● **Passage**
*****

Pubdate: Thu, 06 Feb 2014
Source: Boulder Weekly (CO)
Copyright: 2014 Boulder Weekly
Contact:  http://www.boulderweekly.com/
Details: http://www.mapinc.org/media/57
Author: Leland Rucker

WILL CU BECOME THE CENTER OF THE UNIVERSE FOR CANNABIS?

Professor Launches Plan To Map Cannabis Genus

How ironic would it be if the University of Colorado Boulder became
the world's leading university to study cannabis?

The school's history with the plant has been checkered at best.
Anybody who's lived here awhile knows about the longstanding 4/20
event, an annual tradition until the school went on the offensive,
spending hundreds of thousands of dollars and, one year, even pouring
fish guts on campus grass to keep celebrants away.

Still, the school is often mentioned in those idiotic Top 10 Stoner
Schools lists, and CU is prominent in the Wikipedia entry for 4/20.
And though CU administrators insist that an increase in enrollment
applications had nothing to do with legalization in the state, we all
know that it had at least something to do with it.

So how cool would it be if CU becomes the major center for research
into the cannabis plant? A CU team under the leadership of Professor
Nolan Kane of the ecology and evolutionary biology department has
begun a project to develop a genetic map of the Cannabis genus. This
study will follow in the vein of Kane's groundbreaking work on other
genuses, including the sunflower.

"It has to happen here," says Ben Holmes. "Boulder is this big
innovation soup - beer, restaurants and software. It's a culture.
Boulder lends itself to that."

Holmes is the owner of Centennial Seeds in Lafayette, which will be
providing seed for the project. Holmes is registered with the Colorado
Department of Agriculture as a farmer seed labeler.

"It gives me the ability to farm seed and then certify it and make
sure it performs to certain standards," he says. "I try to go
seed-to-seed. That's the way all major crops are reproduced."

The implications of having a full genetic map of cannabis are
staggering. This kind of information will become the starting point
for all other research into and the manufacture of industrial hemp, as
well as development of the sativa and indica varieties favored for
pleasure and medicine and now legal in Colorado.

"It's a plan to develop a genomic map of the genus Cannabis," Holmes
says, "so we can place individual genes on chromosomes and then
develop assays for important genes so that you can screen plants at
the seedling level."

"We'll be able to figure out how these traits work with each other and
how they can be harnessed and exploited," he says. "To have the
abilities that this will provide - to screen plants at a young age -
is like having super powers." Holmes is especially interested in hemp,
which is basically cannabis grown for fiber, not resin. It was legal
for more than 150 years to grow hemp in the U.S., and hemp farming
here dates to the founding fathers. It is used in building materials,
fibers, textiles, oils, food and thousands of other products here in
the U.S. The irony is that all hemp used here must be imported.

*****

● **Questions to answer**
(1) According to the cannabis research article, why does Ben Holmes say the genetic mapping project "has to happen here"? Answer in one to three sentences.
(2) Which uses of hemp does the cannabis research article name? List every one.
(3) Pick up the cannabis research article after its last sentence and continue it.

● **Material provided**
*****

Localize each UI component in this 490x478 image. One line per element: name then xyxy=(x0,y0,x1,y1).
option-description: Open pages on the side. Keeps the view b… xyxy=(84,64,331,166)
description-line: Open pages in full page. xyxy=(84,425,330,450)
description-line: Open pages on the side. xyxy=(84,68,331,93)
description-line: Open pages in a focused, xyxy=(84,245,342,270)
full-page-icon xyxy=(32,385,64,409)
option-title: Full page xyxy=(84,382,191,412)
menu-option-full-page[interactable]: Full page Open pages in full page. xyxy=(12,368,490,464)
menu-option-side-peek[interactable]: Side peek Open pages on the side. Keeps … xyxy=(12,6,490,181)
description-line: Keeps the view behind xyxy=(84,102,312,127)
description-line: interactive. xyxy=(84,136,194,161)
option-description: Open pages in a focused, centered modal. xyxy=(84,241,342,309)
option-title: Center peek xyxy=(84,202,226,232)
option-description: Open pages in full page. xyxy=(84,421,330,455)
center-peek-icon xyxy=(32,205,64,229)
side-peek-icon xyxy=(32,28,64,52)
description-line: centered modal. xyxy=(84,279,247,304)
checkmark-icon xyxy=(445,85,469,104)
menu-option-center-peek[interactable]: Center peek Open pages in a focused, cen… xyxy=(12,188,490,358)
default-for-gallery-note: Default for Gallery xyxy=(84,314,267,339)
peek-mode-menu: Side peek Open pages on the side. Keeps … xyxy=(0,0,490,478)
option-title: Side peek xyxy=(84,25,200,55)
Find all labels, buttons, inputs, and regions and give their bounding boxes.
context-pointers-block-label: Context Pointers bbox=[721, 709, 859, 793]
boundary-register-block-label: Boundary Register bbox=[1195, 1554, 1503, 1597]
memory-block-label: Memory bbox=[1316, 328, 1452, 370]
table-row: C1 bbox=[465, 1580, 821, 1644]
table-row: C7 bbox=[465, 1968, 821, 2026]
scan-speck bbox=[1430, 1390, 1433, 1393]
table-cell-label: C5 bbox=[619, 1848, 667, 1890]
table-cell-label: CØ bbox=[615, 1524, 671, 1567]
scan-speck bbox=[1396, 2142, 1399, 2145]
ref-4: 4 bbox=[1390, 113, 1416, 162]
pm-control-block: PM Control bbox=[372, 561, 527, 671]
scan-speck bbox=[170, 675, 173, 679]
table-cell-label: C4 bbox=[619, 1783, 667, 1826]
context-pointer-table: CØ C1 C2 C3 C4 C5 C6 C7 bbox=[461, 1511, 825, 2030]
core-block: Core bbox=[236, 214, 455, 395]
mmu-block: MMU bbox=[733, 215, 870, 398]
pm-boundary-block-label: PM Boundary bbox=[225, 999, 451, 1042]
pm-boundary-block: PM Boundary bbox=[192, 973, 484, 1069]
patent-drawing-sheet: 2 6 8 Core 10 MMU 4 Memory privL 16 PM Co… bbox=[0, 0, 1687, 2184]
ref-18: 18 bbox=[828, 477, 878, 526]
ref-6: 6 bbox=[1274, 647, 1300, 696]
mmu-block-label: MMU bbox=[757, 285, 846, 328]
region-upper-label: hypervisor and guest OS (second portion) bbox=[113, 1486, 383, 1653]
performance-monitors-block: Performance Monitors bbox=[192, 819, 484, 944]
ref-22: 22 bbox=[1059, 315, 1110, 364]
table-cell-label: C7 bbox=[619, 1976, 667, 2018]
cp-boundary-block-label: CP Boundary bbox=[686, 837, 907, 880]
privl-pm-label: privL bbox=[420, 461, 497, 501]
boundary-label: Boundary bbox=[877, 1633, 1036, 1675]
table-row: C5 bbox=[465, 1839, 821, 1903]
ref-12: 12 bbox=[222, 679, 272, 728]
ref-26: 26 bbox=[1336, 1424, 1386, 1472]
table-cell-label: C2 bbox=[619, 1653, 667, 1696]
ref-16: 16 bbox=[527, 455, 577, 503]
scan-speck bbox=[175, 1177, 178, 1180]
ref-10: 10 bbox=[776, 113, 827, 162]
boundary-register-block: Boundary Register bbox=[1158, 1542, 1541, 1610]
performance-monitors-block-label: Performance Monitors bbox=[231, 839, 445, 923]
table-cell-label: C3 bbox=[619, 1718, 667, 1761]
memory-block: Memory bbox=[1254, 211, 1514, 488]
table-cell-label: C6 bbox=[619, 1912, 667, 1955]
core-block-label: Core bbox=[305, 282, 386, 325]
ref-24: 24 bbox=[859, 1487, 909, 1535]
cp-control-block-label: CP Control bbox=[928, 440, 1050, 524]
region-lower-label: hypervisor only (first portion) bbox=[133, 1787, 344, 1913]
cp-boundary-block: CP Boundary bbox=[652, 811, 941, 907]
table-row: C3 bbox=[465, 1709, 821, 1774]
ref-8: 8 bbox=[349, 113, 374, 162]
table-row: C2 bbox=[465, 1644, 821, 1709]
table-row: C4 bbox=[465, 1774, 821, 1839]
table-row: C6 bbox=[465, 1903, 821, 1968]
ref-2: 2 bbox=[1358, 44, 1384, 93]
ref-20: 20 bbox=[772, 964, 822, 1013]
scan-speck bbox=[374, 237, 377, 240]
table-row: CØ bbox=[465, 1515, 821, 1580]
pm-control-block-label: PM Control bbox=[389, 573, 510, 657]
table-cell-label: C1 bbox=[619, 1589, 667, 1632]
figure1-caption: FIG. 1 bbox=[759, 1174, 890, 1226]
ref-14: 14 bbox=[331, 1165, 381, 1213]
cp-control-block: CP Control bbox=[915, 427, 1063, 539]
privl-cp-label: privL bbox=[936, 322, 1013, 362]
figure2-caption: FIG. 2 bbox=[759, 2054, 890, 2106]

*****

● **Per-task answers**
(1) Holmes says Boulder is "this big innovation soup," with beer, restaurants and software. He calls it a culture that lends itself to this kind of work.

(2)
- Building materials
- Fibers
- Textiles
- Oils
- Food

(3)
Except for a short period during World War II, there has been no hemp
legally grown in the United States since the 1930s, when it was lumped
into the war against marijuana, and it is still classified as a
controlled substance on a federal level.

Amendment 64 allows the production of hemp in Colorado, and the Farm
Bill, which just passed the U.S. House and Senate, includes a
provision championed by Rep. Jared Polis that allows universities to
study hemp. Holmes' interest is in trying to bring back a crop that
has been discouraged, deliberately neglected and nearly forgotten.

The Kane study's genetic maps will help expedite the process of
building that seed stock again. "It's a seed-propagated industry,"
says Holmes. "We've had 75 to 76 years where there's been no
maintenance of crop, no seed stocks. That exists for most crops that
are kept in a seed system - the USDA keeps 30-plus varieties of
sunflowers. That doesn't exist for hemp, and we've lost those seed
stocks."

Holmes has been buying and collecting cannabis seeds since
2004.

"I purchased some complete collections," he says. "I lean toward the
heirloom stuff that hasn't been hybridized. It can be reproduced in a
geographically isolated manner so it doesn't get contaminated."

The Kane Lab maps will also help farmers develop better cultivation
and development practices.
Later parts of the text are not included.